* **GOAL OF THE EXERCISE**
Can you rewrite the records with each "paragraph" changed to "text-block", keeping everything else the same?

— Start GIVEN RECORDS —

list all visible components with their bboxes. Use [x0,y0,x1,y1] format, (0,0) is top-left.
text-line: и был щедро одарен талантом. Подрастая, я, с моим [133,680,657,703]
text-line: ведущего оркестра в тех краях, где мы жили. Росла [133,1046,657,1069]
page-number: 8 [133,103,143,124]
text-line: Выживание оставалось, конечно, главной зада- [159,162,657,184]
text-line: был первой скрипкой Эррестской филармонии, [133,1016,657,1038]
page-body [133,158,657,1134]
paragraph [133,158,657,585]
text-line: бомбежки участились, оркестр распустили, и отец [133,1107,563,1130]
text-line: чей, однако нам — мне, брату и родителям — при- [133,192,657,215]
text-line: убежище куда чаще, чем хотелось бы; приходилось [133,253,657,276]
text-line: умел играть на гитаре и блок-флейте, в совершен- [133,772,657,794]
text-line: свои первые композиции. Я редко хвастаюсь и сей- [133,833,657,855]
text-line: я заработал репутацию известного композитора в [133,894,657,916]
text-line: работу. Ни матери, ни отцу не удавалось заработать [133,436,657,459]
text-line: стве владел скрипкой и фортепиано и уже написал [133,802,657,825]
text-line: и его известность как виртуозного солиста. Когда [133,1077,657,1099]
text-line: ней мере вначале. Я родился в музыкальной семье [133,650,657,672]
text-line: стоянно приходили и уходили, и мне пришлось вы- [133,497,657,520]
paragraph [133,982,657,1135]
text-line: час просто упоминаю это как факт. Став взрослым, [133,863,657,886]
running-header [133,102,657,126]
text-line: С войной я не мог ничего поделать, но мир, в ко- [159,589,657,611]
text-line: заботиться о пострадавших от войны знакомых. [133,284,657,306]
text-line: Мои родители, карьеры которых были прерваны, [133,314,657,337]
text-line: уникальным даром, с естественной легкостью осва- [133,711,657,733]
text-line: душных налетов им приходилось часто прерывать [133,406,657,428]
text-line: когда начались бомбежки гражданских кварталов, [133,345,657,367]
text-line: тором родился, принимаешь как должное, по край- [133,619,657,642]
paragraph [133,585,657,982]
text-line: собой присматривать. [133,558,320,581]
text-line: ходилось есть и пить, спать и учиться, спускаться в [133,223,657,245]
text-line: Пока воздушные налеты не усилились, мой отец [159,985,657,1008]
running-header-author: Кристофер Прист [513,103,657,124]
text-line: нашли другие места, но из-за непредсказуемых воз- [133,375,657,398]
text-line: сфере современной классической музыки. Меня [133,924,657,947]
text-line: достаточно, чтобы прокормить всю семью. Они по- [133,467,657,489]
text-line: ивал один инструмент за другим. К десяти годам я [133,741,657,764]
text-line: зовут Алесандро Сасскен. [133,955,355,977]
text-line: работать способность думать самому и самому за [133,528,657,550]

— End GIVEN RECORDS —

* **THE COMPLETED TASK**
list all visible components with their bboxes. Use [x0,y0,x1,y1] format, (0,0) is top-left.
text-line: и был щедро одарен талантом. Подрастая, я, с моим [133,680,657,703]
text-line: ведущего оркестра в тех краях, где мы жили. Росла [133,1046,657,1069]
page-number: 8 [133,103,143,124]
text-line: Выживание оставалось, конечно, главной зада- [159,162,657,184]
text-line: был первой скрипкой Эррестской филармонии, [133,1016,657,1038]
page-body [133,158,657,1134]
text-block [133,158,657,585]
text-line: бомбежки участились, оркестр распустили, и отец [133,1107,563,1130]
text-line: чей, однако нам — мне, брату и родителям — при- [133,192,657,215]
text-line: убежище куда чаще, чем хотелось бы; приходилось [133,253,657,276]
text-line: умел играть на гитаре и блок-флейте, в совершен- [133,772,657,794]
text-line: свои первые композиции. Я редко хвастаюсь и сей- [133,833,657,855]
text-line: я заработал репутацию известного композитора в [133,894,657,916]
text-line: работу. Ни матери, ни отцу не удавалось заработать [133,436,657,459]
text-line: стве владел скрипкой и фортепиано и уже написал [133,802,657,825]
text-line: и его известность как виртуозного солиста. Когда [133,1077,657,1099]
text-line: ней мере вначале. Я родился в музыкальной семье [133,650,657,672]
text-line: стоянно приходили и уходили, и мне пришлось вы- [133,497,657,520]
text-block [133,982,657,1135]
text-line: час просто упоминаю это как факт. Став взрослым, [133,863,657,886]
running-header [133,102,657,126]
text-line: С войной я не мог ничего поделать, но мир, в ко- [159,589,657,611]
text-line: заботиться о пострадавших от войны знакомых. [133,284,657,306]
text-line: Мои родители, карьеры которых были прерваны, [133,314,657,337]
text-line: уникальным даром, с естественной легкостью осва- [133,711,657,733]
text-line: душных налетов им приходилось часто прерывать [133,406,657,428]
text-line: когда начались бомбежки гражданских кварталов, [133,345,657,367]
text-line: тором родился, принимаешь как должное, по край- [133,619,657,642]
text-block [133,585,657,982]
text-line: собой присматривать. [133,558,320,581]
text-line: ходилось есть и пить, спать и учиться, спускаться в [133,223,657,245]
text-line: Пока воздушные налеты не усилились, мой отец [159,985,657,1008]
running-header-author: Кристофер Прист [513,103,657,124]
text-line: нашли другие места, но из-за непредсказуемых воз- [133,375,657,398]
text-line: сфере современной классической музыки. Меня [133,924,657,947]
text-line: достаточно, чтобы прокормить всю семью. Они по- [133,467,657,489]
text-line: ивал один инструмент за другим. К десяти годам я [133,741,657,764]
text-line: зовут Алесандро Сасскен. [133,955,355,977]
text-line: работать способность думать самому и самому за [133,528,657,550]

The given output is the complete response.